WRITTEN INSTRUCTION> All of the lines below are to be transcribed faithfully, with pictures excluded from the copy.
# Start of RECORDS SUPPLIED
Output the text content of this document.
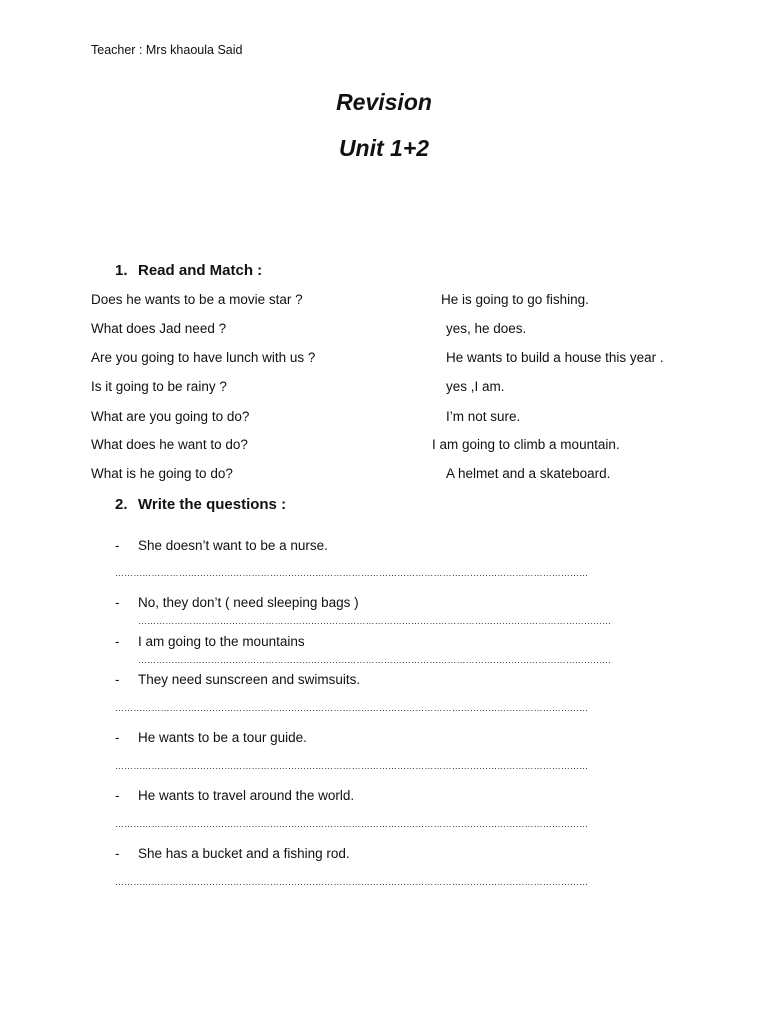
Teacher : Mrs khaoula Said
Revision
Unit 1+2
1. Read and Match :
Does he wants to be a movie star ?
What does Jad need ?
Are you going to have lunch with us ?
Is it going to be rainy ?
What are you going to do?
What does he want to do?
What is he going to do?
He is going to go fishing.
yes, he does.
He wants to build a house this year .
yes ,I am.
I’m not sure.
I am going to climb a mountain.
A helmet and a skateboard.
2. Write the questions :
- She doesn’t want to be a nurse.
…………………………………………………………………………………………………………………………………………
- No, they don’t ( need sleeping bags )
…………………………………………………………………………………………………………………………………………
- I am going to the mountains
…………………………………………………………………………………………………………………………………………
- They need sunscreen and swimsuits.
…………………………………………………………………………………………………………………………………………
- He wants to be a tour guide.
…………………………………………………………………………………………………………………………………………
- He wants to travel around the world.
…………………………………………………………………………………………………………………………………………
- She has a bucket and a fishing rod.
…………………………………………………………………………………………………………………………………………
# End of RECORDS SUPPLIED
WORKED SOLUTION>
Output the text content of this document.
Teacher : Mrs khaoula Said
Revision
Unit 1+2
1. Read and Match :
Does he wants to be a movie star ?
What does Jad need ?
Are you going to have lunch with us ?
Is it going to be rainy ?
What are you going to do?
What does he want to do?
What is he going to do?
He is going to go fishing.
yes, he does.
He wants to build a house this year .
yes ,I am.
I’m not sure.
I am going to climb a mountain.
A helmet and a skateboard.
2. Write the questions :
- She doesn’t want to be a nurse.
…………………………………………………………………………………………………………………………………………
- No, they don’t ( need sleeping bags )
…………………………………………………………………………………………………………………………………………
- I am going to the mountains
…………………………………………………………………………………………………………………………………………
- They need sunscreen and swimsuits.
…………………………………………………………………………………………………………………………………………
- He wants to be a tour guide.
…………………………………………………………………………………………………………………………………………
- He wants to travel around the world.
…………………………………………………………………………………………………………………………………………
- She has a bucket and a fishing rod.
…………………………………………………………………………………………………………………………………………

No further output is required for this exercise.